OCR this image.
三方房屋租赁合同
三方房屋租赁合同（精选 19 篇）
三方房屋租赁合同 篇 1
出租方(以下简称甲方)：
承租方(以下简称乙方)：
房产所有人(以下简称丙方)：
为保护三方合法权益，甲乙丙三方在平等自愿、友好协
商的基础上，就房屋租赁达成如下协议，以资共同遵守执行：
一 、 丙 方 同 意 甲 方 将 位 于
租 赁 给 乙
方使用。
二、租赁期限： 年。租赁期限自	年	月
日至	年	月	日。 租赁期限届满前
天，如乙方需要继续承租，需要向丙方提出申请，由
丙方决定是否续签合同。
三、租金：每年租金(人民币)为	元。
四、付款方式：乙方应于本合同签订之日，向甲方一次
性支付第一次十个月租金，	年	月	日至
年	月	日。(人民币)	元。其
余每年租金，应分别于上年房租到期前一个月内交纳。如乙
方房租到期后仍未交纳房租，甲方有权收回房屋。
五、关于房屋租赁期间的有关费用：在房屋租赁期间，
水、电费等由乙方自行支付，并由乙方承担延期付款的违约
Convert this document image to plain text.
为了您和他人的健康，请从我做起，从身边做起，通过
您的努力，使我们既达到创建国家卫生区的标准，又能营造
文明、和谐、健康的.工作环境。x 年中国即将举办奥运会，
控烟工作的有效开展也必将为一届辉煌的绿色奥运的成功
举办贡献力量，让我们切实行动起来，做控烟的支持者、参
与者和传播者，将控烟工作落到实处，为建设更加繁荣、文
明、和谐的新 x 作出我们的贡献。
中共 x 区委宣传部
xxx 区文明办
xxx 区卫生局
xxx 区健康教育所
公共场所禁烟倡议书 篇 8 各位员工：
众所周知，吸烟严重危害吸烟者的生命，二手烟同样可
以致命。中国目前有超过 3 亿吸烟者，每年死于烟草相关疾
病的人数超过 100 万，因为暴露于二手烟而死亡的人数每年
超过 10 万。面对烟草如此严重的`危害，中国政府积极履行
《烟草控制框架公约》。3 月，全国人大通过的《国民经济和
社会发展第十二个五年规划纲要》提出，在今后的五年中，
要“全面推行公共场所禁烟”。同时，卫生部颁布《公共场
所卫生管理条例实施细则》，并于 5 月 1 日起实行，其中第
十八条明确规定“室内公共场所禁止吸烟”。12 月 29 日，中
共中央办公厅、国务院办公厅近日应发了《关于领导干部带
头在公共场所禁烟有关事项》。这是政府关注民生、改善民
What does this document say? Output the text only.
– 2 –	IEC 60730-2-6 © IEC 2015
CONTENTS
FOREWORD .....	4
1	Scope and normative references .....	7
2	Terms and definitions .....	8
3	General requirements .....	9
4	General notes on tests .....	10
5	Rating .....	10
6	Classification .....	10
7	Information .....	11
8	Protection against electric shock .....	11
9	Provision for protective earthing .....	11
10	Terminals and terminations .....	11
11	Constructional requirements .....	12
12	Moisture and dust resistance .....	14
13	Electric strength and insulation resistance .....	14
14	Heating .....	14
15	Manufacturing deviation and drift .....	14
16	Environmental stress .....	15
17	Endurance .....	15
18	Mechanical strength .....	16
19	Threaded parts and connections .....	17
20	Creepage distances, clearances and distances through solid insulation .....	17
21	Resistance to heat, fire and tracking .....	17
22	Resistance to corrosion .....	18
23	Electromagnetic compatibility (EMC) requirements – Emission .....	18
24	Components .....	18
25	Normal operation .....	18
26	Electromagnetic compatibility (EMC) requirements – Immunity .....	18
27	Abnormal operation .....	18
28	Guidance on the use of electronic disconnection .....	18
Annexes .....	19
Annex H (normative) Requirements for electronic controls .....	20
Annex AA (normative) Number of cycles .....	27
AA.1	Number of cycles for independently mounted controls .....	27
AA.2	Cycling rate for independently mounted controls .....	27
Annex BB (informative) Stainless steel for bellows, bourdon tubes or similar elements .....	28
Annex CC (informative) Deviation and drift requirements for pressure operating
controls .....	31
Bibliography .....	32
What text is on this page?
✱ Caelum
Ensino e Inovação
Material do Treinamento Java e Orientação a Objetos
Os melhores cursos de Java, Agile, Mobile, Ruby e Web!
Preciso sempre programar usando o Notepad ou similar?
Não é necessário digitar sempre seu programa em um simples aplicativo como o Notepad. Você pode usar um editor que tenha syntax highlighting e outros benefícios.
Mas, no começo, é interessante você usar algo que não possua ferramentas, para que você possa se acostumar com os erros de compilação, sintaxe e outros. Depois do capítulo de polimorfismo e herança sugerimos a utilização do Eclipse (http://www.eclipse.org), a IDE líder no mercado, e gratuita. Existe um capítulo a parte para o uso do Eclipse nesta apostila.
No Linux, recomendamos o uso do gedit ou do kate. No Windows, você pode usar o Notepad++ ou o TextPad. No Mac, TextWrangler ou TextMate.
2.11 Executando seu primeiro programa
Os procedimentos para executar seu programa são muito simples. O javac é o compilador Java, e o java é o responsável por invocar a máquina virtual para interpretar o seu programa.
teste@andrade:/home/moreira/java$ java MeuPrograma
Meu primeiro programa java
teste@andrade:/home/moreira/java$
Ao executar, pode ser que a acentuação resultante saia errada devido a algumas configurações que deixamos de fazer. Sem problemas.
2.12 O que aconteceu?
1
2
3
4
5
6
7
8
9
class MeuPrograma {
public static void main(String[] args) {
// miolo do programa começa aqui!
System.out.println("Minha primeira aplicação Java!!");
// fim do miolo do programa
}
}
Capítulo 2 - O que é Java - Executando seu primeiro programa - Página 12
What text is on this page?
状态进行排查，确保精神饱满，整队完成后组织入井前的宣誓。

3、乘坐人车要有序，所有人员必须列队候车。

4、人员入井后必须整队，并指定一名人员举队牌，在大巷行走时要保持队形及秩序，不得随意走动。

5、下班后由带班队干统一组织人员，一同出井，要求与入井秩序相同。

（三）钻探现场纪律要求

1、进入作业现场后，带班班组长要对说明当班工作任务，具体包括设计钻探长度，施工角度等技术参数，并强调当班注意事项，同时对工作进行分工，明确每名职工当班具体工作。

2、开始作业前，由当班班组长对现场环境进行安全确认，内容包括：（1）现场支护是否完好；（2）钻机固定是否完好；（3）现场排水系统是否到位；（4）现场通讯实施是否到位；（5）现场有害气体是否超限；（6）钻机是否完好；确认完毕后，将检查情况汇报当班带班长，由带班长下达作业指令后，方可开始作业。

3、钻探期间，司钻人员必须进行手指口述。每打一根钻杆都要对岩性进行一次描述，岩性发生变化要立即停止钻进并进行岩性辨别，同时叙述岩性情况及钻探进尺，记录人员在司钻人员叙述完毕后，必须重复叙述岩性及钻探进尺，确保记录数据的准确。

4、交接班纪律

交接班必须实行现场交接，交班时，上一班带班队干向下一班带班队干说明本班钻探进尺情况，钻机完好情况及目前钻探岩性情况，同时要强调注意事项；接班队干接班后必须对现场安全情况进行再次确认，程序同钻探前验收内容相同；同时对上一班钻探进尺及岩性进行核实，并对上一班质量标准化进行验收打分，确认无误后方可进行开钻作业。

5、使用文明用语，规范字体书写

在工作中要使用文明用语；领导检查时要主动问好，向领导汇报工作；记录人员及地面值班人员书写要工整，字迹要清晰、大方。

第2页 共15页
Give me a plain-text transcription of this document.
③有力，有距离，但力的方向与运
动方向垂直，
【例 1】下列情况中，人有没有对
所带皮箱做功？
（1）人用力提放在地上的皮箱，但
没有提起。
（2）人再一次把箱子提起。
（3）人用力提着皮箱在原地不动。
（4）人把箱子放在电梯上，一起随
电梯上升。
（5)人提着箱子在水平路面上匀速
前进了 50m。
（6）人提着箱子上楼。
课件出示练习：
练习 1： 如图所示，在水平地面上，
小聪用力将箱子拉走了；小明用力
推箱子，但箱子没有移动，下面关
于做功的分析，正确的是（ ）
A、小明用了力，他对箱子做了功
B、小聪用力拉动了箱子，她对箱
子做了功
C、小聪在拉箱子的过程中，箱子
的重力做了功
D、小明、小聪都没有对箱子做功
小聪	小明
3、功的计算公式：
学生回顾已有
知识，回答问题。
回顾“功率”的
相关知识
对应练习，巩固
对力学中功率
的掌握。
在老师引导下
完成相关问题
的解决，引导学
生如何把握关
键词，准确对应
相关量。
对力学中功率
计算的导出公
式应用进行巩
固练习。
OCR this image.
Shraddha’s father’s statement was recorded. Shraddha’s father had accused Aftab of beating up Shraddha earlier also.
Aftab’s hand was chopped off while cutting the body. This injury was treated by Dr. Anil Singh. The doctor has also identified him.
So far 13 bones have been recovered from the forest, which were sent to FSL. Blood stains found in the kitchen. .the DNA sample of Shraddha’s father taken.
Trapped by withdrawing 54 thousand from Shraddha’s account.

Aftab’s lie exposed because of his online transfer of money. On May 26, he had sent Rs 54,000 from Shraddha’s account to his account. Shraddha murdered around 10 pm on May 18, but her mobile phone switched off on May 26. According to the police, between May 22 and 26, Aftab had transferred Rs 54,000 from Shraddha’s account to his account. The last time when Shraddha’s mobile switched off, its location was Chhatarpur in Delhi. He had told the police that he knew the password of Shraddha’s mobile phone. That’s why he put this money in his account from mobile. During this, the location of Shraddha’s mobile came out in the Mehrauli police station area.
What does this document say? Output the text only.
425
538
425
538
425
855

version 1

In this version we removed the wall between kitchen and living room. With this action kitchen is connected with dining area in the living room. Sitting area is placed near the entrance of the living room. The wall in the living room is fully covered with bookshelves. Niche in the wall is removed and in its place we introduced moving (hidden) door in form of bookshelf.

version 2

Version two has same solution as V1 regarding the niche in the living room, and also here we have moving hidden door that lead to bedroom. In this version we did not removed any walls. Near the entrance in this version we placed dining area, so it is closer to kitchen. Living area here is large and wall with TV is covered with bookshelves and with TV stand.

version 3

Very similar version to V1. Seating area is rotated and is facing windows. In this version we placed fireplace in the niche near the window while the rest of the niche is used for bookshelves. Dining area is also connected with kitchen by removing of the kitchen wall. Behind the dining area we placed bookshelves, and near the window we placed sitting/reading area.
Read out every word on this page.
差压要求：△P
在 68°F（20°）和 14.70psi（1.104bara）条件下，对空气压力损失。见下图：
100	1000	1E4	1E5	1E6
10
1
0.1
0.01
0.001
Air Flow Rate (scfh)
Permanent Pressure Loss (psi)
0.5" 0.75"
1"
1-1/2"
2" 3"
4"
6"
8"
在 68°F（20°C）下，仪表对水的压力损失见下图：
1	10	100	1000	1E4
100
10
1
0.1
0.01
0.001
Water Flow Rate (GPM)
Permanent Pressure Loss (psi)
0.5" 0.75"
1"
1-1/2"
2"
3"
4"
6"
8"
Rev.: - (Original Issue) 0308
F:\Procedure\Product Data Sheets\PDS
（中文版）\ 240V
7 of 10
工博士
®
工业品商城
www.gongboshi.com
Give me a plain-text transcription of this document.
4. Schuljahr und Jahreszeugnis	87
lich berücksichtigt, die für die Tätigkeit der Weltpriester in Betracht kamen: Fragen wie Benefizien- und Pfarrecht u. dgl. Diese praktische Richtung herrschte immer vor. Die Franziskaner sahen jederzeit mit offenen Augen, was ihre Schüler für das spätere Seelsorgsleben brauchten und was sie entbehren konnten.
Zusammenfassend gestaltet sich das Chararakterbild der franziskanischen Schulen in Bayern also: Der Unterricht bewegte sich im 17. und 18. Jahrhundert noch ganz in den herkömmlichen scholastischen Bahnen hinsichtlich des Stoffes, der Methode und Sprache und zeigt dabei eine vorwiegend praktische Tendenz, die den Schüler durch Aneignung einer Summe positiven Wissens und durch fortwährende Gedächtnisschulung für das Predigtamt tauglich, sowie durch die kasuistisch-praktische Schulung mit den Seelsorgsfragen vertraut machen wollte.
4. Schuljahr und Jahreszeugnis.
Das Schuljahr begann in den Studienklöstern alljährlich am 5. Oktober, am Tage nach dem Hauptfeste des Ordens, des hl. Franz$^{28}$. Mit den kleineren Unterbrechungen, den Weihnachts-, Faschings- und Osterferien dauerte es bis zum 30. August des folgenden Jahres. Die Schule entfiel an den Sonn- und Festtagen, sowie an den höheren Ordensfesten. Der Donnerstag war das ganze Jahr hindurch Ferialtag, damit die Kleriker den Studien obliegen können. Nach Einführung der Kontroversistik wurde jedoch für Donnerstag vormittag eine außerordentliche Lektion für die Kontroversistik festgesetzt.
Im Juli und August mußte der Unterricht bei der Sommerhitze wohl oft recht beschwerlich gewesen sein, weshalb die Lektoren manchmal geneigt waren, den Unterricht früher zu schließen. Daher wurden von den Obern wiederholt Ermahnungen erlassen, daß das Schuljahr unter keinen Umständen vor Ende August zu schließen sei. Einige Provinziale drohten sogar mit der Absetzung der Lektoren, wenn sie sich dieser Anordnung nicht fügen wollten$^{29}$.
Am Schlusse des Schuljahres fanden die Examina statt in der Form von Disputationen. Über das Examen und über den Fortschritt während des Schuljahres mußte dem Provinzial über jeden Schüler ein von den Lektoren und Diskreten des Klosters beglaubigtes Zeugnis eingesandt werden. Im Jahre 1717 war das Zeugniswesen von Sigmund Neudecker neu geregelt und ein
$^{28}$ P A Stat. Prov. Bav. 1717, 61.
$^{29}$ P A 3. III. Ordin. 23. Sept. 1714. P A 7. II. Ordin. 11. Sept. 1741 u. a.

> **REQUIRED TASK**: State how many lines include the string "electronic", and nothing more.

> **ANSWER**: 2